*Task instructions:* Pick the lines holding the string "this" out of the records and copy them.
........
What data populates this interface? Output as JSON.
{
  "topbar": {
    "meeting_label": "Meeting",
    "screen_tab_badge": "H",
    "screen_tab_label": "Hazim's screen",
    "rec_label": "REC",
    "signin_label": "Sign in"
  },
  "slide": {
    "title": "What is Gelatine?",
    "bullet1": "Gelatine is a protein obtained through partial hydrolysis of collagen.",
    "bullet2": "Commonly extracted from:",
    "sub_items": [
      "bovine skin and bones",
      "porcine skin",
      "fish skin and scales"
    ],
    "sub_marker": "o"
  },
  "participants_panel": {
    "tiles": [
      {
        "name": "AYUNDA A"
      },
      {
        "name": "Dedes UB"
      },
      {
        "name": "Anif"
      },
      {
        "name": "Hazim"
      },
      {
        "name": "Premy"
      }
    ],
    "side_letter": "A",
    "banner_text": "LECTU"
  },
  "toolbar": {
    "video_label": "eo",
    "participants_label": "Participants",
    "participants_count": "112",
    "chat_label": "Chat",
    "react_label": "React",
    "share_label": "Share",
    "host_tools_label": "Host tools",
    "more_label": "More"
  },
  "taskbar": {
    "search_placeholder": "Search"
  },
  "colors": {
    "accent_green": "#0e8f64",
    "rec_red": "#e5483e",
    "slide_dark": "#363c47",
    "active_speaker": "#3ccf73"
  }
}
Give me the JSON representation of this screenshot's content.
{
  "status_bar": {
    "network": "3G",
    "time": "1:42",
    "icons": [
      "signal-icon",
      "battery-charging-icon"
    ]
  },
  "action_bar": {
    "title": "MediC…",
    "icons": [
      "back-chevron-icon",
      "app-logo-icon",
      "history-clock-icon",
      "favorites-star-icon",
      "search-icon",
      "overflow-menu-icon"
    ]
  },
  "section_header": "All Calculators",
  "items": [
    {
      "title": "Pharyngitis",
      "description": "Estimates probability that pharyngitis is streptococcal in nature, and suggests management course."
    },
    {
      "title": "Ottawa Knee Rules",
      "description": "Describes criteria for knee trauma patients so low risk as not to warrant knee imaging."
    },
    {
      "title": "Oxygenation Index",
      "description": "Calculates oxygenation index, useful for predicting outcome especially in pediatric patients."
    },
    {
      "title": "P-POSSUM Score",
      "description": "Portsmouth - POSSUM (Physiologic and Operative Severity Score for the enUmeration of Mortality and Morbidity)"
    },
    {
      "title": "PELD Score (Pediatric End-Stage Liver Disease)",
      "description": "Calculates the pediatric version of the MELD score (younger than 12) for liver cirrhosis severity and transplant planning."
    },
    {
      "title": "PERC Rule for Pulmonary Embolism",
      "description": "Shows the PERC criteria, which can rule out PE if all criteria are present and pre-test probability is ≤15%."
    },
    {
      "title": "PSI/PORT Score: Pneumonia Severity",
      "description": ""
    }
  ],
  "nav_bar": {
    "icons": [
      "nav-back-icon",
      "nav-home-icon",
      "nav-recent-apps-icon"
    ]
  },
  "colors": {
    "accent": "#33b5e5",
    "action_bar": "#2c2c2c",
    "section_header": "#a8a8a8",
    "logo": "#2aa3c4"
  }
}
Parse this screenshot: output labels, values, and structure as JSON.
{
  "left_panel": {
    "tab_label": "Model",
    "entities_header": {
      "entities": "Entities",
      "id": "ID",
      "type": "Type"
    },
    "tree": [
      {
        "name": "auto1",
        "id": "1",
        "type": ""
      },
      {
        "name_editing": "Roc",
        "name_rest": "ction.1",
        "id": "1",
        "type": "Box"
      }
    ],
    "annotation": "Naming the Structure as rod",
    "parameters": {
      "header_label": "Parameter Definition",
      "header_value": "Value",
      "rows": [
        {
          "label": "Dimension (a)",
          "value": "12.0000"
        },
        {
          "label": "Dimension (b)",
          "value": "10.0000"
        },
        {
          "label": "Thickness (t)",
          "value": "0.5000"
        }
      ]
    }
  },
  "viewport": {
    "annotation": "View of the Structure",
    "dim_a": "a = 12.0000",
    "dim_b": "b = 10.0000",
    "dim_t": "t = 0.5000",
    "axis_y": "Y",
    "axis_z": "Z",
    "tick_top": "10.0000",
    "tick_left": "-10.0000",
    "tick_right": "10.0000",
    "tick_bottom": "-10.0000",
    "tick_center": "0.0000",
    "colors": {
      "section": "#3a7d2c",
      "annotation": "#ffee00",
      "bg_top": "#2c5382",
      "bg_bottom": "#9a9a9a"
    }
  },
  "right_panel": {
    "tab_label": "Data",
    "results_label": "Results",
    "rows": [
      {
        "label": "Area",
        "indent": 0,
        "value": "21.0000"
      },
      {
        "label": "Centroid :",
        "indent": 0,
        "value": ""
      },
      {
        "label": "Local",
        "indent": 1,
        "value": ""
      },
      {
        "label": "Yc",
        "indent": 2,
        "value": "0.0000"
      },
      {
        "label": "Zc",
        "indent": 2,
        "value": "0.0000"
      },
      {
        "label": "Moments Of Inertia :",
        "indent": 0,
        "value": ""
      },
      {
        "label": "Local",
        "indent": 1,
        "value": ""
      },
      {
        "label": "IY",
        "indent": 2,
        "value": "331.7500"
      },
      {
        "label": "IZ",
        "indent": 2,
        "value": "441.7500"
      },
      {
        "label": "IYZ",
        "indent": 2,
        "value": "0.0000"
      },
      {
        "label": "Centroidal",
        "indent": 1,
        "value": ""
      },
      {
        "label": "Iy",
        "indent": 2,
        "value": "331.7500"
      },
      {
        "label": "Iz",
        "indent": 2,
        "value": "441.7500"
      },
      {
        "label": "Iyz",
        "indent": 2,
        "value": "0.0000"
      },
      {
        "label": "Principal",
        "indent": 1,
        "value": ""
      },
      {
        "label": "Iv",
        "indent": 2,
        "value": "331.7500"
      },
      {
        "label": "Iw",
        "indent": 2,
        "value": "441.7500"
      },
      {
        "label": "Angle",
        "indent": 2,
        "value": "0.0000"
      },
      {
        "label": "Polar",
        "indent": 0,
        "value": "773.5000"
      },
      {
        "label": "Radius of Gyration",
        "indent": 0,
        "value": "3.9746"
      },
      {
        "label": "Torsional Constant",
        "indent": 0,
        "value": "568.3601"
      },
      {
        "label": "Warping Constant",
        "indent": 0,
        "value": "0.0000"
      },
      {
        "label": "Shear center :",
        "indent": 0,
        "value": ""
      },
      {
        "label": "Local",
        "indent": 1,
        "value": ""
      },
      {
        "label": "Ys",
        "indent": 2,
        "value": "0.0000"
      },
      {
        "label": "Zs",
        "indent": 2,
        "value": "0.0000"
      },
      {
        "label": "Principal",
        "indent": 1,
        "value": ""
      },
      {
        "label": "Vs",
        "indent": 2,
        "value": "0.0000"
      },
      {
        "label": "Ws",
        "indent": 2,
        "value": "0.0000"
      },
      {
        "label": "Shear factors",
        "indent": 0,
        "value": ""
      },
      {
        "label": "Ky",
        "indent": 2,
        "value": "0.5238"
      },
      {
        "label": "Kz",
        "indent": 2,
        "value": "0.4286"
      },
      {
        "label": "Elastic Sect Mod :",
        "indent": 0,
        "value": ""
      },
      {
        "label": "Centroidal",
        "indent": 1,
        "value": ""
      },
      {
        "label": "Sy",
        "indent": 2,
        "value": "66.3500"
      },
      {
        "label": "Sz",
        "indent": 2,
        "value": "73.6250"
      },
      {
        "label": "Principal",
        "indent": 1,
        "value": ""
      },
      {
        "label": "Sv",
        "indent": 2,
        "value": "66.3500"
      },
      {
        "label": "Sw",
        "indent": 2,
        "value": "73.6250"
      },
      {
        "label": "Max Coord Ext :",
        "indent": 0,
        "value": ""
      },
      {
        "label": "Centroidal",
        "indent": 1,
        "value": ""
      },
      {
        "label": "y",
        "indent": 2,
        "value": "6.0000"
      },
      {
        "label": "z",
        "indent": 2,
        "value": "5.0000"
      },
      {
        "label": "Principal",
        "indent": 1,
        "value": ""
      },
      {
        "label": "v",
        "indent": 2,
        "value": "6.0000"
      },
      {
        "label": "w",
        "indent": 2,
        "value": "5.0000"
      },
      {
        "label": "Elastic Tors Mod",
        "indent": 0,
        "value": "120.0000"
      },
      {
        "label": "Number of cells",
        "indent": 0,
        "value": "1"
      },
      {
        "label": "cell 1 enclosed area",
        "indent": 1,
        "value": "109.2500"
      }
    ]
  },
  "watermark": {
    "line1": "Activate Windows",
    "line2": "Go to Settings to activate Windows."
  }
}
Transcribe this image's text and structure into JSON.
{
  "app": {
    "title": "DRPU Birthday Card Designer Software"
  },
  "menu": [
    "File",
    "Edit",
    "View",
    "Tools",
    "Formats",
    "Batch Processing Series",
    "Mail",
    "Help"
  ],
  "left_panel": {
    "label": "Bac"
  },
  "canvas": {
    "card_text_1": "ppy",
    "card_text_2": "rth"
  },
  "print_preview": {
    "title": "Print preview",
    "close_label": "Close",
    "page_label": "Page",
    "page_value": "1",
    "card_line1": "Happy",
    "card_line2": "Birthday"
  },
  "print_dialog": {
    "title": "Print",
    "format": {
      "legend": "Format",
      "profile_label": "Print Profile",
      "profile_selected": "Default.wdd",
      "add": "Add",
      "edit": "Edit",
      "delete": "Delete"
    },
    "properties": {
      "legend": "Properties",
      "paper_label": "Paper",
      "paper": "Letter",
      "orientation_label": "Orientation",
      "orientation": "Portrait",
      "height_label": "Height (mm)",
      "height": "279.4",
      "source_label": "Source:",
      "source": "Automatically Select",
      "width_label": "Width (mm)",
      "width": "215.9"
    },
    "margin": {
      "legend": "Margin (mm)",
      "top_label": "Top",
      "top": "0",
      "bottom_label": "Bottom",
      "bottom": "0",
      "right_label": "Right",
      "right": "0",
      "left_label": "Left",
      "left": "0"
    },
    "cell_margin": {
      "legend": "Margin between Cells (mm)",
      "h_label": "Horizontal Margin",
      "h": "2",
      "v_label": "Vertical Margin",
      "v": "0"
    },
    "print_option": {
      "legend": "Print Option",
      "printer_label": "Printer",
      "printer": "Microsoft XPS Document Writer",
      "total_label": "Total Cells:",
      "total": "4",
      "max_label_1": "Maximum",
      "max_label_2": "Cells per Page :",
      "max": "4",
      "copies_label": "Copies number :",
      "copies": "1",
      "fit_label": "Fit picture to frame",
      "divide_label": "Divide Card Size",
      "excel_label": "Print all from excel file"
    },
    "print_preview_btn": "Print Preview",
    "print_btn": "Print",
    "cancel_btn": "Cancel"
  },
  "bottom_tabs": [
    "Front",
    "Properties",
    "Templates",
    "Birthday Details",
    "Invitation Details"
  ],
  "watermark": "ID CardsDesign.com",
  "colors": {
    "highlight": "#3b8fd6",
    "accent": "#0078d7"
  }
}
........
*Task result:*
What data populates this interface? Output as JSON.
Give me the JSON representation of this screenshot's content.
Parse this screenshot: output labels, values, and structure as JSON.
Transcribe this image's text and structure into JSON.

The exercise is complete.